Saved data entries
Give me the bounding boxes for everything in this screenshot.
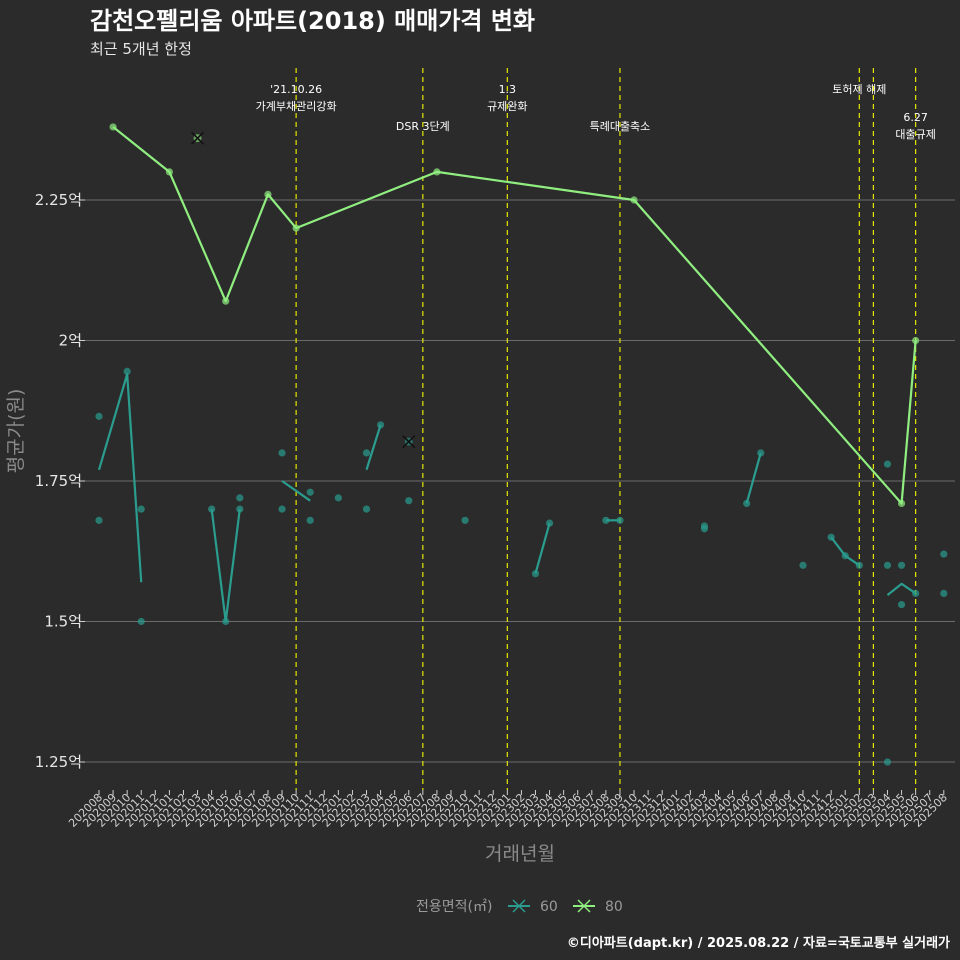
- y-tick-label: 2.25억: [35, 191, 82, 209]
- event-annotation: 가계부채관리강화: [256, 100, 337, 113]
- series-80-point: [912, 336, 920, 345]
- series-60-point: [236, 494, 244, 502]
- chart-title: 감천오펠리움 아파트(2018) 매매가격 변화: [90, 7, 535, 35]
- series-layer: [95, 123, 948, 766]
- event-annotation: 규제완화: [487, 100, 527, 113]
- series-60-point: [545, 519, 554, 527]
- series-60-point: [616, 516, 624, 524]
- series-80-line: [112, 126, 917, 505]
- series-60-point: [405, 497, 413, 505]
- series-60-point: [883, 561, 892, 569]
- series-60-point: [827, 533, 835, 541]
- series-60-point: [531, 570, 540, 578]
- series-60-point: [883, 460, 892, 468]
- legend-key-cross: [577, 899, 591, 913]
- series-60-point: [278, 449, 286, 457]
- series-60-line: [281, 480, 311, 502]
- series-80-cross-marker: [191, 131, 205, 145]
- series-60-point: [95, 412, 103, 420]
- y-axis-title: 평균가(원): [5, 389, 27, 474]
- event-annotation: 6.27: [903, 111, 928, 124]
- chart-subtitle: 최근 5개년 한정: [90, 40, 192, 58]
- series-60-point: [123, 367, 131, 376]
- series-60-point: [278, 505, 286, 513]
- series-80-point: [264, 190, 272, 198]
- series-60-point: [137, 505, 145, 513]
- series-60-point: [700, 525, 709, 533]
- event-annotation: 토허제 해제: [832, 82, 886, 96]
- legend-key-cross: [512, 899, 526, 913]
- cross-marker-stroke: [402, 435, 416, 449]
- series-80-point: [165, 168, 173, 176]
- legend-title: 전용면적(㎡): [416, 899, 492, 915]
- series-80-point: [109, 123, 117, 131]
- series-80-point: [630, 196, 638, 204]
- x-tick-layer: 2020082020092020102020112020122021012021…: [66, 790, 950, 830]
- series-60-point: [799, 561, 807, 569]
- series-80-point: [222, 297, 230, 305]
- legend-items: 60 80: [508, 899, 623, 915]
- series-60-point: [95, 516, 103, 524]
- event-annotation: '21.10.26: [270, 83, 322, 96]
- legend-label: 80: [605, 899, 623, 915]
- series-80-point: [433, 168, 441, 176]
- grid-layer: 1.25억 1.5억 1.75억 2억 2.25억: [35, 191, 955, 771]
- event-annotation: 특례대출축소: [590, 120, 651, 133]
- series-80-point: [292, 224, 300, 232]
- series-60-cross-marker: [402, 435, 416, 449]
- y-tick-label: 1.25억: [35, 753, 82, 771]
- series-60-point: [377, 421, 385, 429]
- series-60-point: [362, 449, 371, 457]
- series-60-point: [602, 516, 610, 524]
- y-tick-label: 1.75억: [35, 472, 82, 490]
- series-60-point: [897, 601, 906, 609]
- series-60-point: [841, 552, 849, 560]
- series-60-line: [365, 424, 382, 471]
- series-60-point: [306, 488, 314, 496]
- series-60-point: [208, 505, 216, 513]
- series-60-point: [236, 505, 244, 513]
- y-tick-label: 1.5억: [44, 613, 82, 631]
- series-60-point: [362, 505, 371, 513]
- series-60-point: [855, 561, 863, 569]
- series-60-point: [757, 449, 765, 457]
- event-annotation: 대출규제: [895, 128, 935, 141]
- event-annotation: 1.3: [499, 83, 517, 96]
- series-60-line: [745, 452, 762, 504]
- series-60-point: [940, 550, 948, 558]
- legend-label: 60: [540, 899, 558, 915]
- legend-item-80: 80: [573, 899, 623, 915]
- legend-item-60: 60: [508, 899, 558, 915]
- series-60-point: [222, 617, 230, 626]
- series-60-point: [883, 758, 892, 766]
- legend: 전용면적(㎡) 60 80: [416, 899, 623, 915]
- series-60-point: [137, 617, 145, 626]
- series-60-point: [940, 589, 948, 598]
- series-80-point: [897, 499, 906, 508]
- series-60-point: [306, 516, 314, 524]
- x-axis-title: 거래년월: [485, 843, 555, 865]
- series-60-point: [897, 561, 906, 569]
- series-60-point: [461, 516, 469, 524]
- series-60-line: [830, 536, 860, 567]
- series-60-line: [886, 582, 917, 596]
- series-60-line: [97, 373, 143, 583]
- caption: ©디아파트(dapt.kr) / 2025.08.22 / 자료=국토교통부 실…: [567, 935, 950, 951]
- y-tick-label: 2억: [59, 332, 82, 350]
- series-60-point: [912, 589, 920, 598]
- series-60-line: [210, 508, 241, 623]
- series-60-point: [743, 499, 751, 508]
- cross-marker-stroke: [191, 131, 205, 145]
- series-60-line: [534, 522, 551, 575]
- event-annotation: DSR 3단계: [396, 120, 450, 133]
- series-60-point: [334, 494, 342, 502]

• **Brief**
Rewrite everything from the line containing "- y-tick-label: 2.25억: [35, 191, 82, 209]" down to the line containing "- legend-label: 80: [605, 899, 623, 915]", swapping "legend-key-cross" for "legend-key-marker" and leaving all else as it is.

• **Finished exercise**
- y-tick-label: 2.25억: [35, 191, 82, 209]
- event-annotation: 가계부채관리강화: [256, 100, 337, 113]
- series-80-point: [912, 336, 920, 345]
- series-60-point: [236, 494, 244, 502]
- chart-title: 감천오펠리움 아파트(2018) 매매가격 변화: [90, 7, 535, 35]
- series-layer: [95, 123, 948, 766]
- event-annotation: 규제완화: [487, 100, 527, 113]
- series-60-point: [545, 519, 554, 527]
- series-60-point: [616, 516, 624, 524]
- series-80-line: [112, 126, 917, 505]
- series-60-point: [405, 497, 413, 505]
- series-60-point: [883, 561, 892, 569]
- series-60-point: [827, 533, 835, 541]
- series-60-point: [531, 570, 540, 578]
- series-60-point: [883, 460, 892, 468]
- legend-key-marker: [577, 899, 591, 913]
- series-60-point: [278, 449, 286, 457]
- series-60-line: [281, 480, 311, 502]
- series-80-cross-marker: [191, 131, 205, 145]
- series-60-point: [95, 412, 103, 420]
- y-axis-title: 평균가(원): [5, 389, 27, 474]
- event-annotation: 6.27: [903, 111, 928, 124]
- chart-subtitle: 최근 5개년 한정: [90, 40, 192, 58]
- series-60-point: [123, 367, 131, 376]
- series-60-point: [278, 505, 286, 513]
- series-80-point: [264, 190, 272, 198]
- series-60-point: [137, 505, 145, 513]
- series-60-point: [700, 525, 709, 533]
- event-annotation: 토허제 해제: [832, 82, 886, 96]
- legend-key-marker: [512, 899, 526, 913]
- cross-marker-stroke: [402, 435, 416, 449]
- series-80-point: [165, 168, 173, 176]
- legend-title: 전용면적(㎡): [416, 899, 492, 915]
- series-80-point: [109, 123, 117, 131]
- series-80-point: [630, 196, 638, 204]
- x-tick-layer: 2020082020092020102020112020122021012021…: [66, 790, 950, 830]
- series-60-point: [799, 561, 807, 569]
- series-80-point: [222, 297, 230, 305]
- legend-items: 60 80: [508, 899, 623, 915]
- series-60-point: [95, 516, 103, 524]
- event-annotation: '21.10.26: [270, 83, 322, 96]
- legend-label: 80: [605, 899, 623, 915]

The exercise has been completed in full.